Exercise brief -> Write out each entry again. Keep every word exactly as it is.

Rows from a dataset ->
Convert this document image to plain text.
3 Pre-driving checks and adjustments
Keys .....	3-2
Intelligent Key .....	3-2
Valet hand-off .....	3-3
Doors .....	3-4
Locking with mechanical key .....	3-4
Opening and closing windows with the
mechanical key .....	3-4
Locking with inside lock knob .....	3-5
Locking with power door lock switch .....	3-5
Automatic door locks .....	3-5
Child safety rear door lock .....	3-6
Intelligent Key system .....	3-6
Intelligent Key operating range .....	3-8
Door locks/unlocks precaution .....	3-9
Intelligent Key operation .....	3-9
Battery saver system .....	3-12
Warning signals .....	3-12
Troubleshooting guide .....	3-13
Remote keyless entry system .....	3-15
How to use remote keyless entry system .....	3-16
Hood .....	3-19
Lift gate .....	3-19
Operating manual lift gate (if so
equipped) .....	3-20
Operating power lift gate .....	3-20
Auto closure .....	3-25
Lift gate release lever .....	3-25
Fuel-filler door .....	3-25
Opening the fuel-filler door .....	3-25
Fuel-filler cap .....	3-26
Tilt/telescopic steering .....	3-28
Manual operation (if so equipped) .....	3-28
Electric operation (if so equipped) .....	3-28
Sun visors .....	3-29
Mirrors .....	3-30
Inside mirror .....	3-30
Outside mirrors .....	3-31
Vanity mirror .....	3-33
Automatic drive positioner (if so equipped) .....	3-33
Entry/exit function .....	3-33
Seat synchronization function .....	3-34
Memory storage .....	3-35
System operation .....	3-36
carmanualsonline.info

Response to this exercise ->
Convert this document image to plain text.
3 Pre-driving checks and adjustments
Keys .....	3-2
Intelligent Key .....	3-2
Valet hand-off .....	3-3
Doors .....	3-4
Locking with mechanical key .....	3-4
Opening and closing windows with the
mechanical key .....	3-4
Locking with inside lock knob .....	3-5
Locking with power door lock switch .....	3-5
Automatic door locks .....	3-5
Child safety rear door lock .....	3-6
Intelligent Key system .....	3-6
Intelligent Key operating range .....	3-8
Door locks/unlocks precaution .....	3-9
Intelligent Key operation .....	3-9
Battery saver system .....	3-12
Warning signals .....	3-12
Troubleshooting guide .....	3-13
Remote keyless entry system .....	3-15
How to use remote keyless entry system .....	3-16
Hood .....	3-19
Lift gate .....	3-19
Operating manual lift gate (if so
equipped) .....	3-20
Operating power lift gate .....	3-20
Auto closure .....	3-25
Lift gate release lever .....	3-25
Fuel-filler door .....	3-25
Opening the fuel-filler door .....	3-25
Fuel-filler cap .....	3-26
Tilt/telescopic steering .....	3-28
Manual operation (if so equipped) .....	3-28
Electric operation (if so equipped) .....	3-28
Sun visors .....	3-29
Mirrors .....	3-30
Inside mirror .....	3-30
Outside mirrors .....	3-31
Vanity mirror .....	3-33
Automatic drive positioner (if so equipped) .....	3-33
Entry/exit function .....	3-33
Seat synchronization function .....	3-34
Memory storage .....	3-35
System operation .....	3-36
carmanualsonline.info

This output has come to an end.